── Extracted entries ──

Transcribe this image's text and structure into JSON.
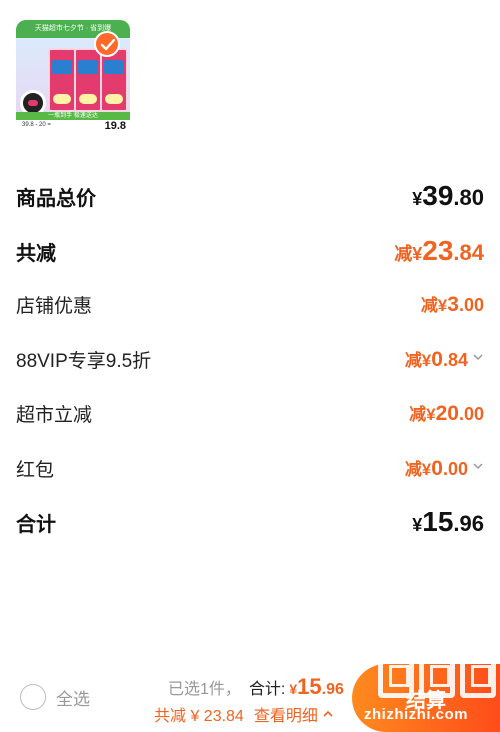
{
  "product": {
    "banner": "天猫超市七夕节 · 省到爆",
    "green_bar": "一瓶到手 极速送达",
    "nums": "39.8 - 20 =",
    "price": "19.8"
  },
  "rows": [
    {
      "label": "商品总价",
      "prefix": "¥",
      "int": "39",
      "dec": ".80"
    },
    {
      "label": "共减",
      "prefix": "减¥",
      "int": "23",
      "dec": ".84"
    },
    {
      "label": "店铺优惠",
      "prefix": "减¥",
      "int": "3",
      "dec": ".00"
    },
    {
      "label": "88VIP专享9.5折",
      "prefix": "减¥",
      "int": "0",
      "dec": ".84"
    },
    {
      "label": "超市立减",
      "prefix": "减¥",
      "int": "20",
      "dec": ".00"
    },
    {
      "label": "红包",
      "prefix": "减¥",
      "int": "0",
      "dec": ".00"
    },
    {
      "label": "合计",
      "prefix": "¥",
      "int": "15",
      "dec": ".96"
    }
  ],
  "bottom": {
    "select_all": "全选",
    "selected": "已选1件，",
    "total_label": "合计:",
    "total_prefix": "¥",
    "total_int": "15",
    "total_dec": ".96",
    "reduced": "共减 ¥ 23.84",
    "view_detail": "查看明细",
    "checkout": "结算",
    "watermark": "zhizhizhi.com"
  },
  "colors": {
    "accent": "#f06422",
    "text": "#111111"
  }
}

───

## Aim
Print each entry shown above with exact wording and no pictures.

## Solution to the problem
Transcribe this image's text and structure into JSON.
{
  "product": {
    "banner": "天猫超市七夕节 · 省到爆",
    "green_bar": "一瓶到手 极速送达",
    "nums": "39.8 - 20 =",
    "price": "19.8"
  },
  "rows": [
    {
      "label": "商品总价",
      "prefix": "¥",
      "int": "39",
      "dec": ".80"
    },
    {
      "label": "共减",
      "prefix": "减¥",
      "int": "23",
      "dec": ".84"
    },
    {
      "label": "店铺优惠",
      "prefix": "减¥",
      "int": "3",
      "dec": ".00"
    },
    {
      "label": "88VIP专享9.5折",
      "prefix": "减¥",
      "int": "0",
      "dec": ".84"
    },
    {
      "label": "超市立减",
      "prefix": "减¥",
      "int": "20",
      "dec": ".00"
    },
    {
      "label": "红包",
      "prefix": "减¥",
      "int": "0",
      "dec": ".00"
    },
    {
      "label": "合计",
      "prefix": "¥",
      "int": "15",
      "dec": ".96"
    }
  ],
  "bottom": {
    "select_all": "全选",
    "selected": "已选1件，",
    "total_label": "合计:",
    "total_prefix": "¥",
    "total_int": "15",
    "total_dec": ".96",
    "reduced": "共减 ¥ 23.84",
    "view_detail": "查看明细",
    "checkout": "结算",
    "watermark": "zhizhizhi.com"
  },
  "colors": {
    "accent": "#f06422",
    "text": "#111111"
  }
}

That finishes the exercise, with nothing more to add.